[BEGIN The input]

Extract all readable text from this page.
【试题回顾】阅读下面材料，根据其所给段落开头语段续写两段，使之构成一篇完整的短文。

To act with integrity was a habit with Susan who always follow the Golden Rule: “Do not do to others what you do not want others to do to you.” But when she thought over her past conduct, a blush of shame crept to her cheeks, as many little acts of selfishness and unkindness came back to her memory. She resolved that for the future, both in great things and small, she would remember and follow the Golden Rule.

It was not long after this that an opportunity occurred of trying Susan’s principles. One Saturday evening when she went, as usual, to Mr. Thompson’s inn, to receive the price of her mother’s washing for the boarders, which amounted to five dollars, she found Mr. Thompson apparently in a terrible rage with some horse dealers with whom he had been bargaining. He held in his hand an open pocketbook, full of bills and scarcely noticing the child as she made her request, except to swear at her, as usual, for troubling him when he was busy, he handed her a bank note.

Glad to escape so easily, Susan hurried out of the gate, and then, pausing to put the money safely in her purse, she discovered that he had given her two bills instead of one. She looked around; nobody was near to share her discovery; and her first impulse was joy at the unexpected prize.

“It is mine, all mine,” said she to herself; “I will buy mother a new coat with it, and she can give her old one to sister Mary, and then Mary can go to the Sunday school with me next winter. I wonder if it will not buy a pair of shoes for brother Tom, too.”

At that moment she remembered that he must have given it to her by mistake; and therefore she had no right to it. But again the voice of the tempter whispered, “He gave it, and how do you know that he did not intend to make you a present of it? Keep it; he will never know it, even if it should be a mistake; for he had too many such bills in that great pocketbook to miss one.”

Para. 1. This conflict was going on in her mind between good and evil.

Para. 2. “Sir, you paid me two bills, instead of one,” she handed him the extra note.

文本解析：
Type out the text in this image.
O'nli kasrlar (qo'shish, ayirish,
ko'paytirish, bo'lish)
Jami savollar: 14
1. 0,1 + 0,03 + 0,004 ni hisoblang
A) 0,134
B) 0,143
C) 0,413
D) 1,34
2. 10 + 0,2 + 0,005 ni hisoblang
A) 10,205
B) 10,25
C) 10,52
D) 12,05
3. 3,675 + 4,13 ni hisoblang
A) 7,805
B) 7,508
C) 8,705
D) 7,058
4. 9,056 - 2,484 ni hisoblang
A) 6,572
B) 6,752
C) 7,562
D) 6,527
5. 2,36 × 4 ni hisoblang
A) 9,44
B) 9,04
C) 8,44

[END The input]

Output all of the data again. Match it exactly.

● Task result:
Extract all readable text from this page.
【试题回顾】阅读下面材料，根据其所给段落开头语段续写两段，使之构成一篇完整的短文。

To act with integrity was a habit with Susan who always follow the Golden Rule: “Do not do to others what you do not want others to do to you.” But when she thought over her past conduct, a blush of shame crept to her cheeks, as many little acts of selfishness and unkindness came back to her memory. She resolved that for the future, both in great things and small, she would remember and follow the Golden Rule.

It was not long after this that an opportunity occurred of trying Susan’s principles. One Saturday evening when she went, as usual, to Mr. Thompson’s inn, to receive the price of her mother’s washing for the boarders, which amounted to five dollars, she found Mr. Thompson apparently in a terrible rage with some horse dealers with whom he had been bargaining. He held in his hand an open pocketbook, full of bills and scarcely noticing the child as she made her request, except to swear at her, as usual, for troubling him when he was busy, he handed her a bank note.

Glad to escape so easily, Susan hurried out of the gate, and then, pausing to put the money safely in her purse, she discovered that he had given her two bills instead of one. She looked around; nobody was near to share her discovery; and her first impulse was joy at the unexpected prize.

“It is mine, all mine,” said she to herself; “I will buy mother a new coat with it, and she can give her old one to sister Mary, and then Mary can go to the Sunday school with me next winter. I wonder if it will not buy a pair of shoes for brother Tom, too.”

At that moment she remembered that he must have given it to her by mistake; and therefore she had no right to it. But again the voice of the tempter whispered, “He gave it, and how do you know that he did not intend to make you a present of it? Keep it; he will never know it, even if it should be a mistake; for he had too many such bills in that great pocketbook to miss one.”

Para. 1. This conflict was going on in her mind between good and evil.

Para. 2. “Sir, you paid me two bills, instead of one,” she handed him the extra note.

文本解析：
Type out the text in this image.
O'nli kasrlar (qo'shish, ayirish,
ko'paytirish, bo'lish)
Jami savollar: 14
1. 0,1 + 0,03 + 0,004 ni hisoblang
A) 0,134
B) 0,143
C) 0,413
D) 1,34
2. 10 + 0,2 + 0,005 ni hisoblang
A) 10,205
B) 10,25
C) 10,52
D) 12,05
3. 3,675 + 4,13 ni hisoblang
A) 7,805
B) 7,508
C) 8,705
D) 7,058
4. 9,056 - 2,484 ni hisoblang
A) 6,572
B) 6,752
C) 7,562
D) 6,527
5. 2,36 × 4 ni hisoblang
A) 9,44
B) 9,04
C) 8,44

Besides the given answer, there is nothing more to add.